▶ [What you need to do]: Find "Parse this screenshot: output" in the material below, then copy that line and every subsequent line to the end, exactly.

= = =

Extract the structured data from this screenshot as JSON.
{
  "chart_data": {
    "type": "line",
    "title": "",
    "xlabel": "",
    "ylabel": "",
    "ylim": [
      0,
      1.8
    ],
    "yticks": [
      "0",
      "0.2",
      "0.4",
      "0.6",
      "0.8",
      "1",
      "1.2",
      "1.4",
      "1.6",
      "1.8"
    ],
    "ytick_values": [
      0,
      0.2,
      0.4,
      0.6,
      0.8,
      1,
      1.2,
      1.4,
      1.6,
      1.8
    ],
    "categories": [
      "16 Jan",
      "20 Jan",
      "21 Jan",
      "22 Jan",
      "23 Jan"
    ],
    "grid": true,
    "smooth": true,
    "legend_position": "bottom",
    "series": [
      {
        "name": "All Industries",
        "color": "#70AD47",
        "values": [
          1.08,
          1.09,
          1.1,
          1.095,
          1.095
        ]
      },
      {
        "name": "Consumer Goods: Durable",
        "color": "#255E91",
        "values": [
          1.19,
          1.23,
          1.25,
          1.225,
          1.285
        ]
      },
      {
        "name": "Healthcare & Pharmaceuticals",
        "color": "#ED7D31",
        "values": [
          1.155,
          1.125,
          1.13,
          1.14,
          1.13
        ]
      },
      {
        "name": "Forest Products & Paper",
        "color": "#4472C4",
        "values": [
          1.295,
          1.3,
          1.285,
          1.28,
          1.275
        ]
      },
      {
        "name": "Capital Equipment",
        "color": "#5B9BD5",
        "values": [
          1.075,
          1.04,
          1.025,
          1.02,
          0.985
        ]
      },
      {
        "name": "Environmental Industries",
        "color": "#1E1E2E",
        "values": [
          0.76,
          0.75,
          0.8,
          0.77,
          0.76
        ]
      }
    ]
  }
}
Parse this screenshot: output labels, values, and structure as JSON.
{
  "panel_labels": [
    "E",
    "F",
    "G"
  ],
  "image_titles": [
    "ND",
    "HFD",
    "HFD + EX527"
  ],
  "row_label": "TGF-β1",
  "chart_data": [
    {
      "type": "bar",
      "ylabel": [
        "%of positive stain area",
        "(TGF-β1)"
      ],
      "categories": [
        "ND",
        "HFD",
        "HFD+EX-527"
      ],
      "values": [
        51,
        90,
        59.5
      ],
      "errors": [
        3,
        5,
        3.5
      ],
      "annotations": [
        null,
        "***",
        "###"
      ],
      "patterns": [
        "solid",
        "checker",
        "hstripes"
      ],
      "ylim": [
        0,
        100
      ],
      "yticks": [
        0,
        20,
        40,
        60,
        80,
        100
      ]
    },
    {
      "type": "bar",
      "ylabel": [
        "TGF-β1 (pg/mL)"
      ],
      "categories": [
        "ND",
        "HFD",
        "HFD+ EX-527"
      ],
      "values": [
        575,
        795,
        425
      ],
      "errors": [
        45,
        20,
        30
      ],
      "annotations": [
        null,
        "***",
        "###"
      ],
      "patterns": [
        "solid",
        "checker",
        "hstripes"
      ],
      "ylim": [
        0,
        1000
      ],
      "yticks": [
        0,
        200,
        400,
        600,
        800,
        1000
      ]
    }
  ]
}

= = =

▶ [Written response]:
Parse this screenshot: output labels, values, and structure as JSON.
{
  "panel_labels": [
    "E",
    "F",
    "G"
  ],
  "image_titles": [
    "ND",
    "HFD",
    "HFD + EX527"
  ],
  "row_label": "TGF-β1",
  "chart_data": [
    {
      "type": "bar",
      "ylabel": [
        "%of positive stain area",
        "(TGF-β1)"
      ],
      "categories": [
        "ND",
        "HFD",
        "HFD+EX-527"
      ],
      "values": [
        51,
        90,
        59.5
      ],
      "errors": [
        3,
        5,
        3.5
      ],
      "annotations": [
        null,
        "***",
        "###"
      ],
      "patterns": [
        "solid",
        "checker",
        "hstripes"
      ],
      "ylim": [
        0,
        100
      ],
      "yticks": [
        0,
        20,
        40,
        60,
        80,
        100
      ]
    },
    {
      "type": "bar",
      "ylabel": [
        "TGF-β1 (pg/mL)"
      ],
      "categories": [
        "ND",
        "HFD",
        "HFD+ EX-527"
      ],
      "values": [
        575,
        795,
        425
      ],
      "errors": [
        45,
        20,
        30
      ],
      "annotations": [
        null,
        "***",
        "###"
      ],
      "patterns": [
        "solid",
        "checker",
        "hstripes"
      ],
      "ylim": [
        0,
        1000
      ],
      "yticks": [
        0,
        200,
        400,
        600,
        800,
        1000
      ]
    }
  ]
}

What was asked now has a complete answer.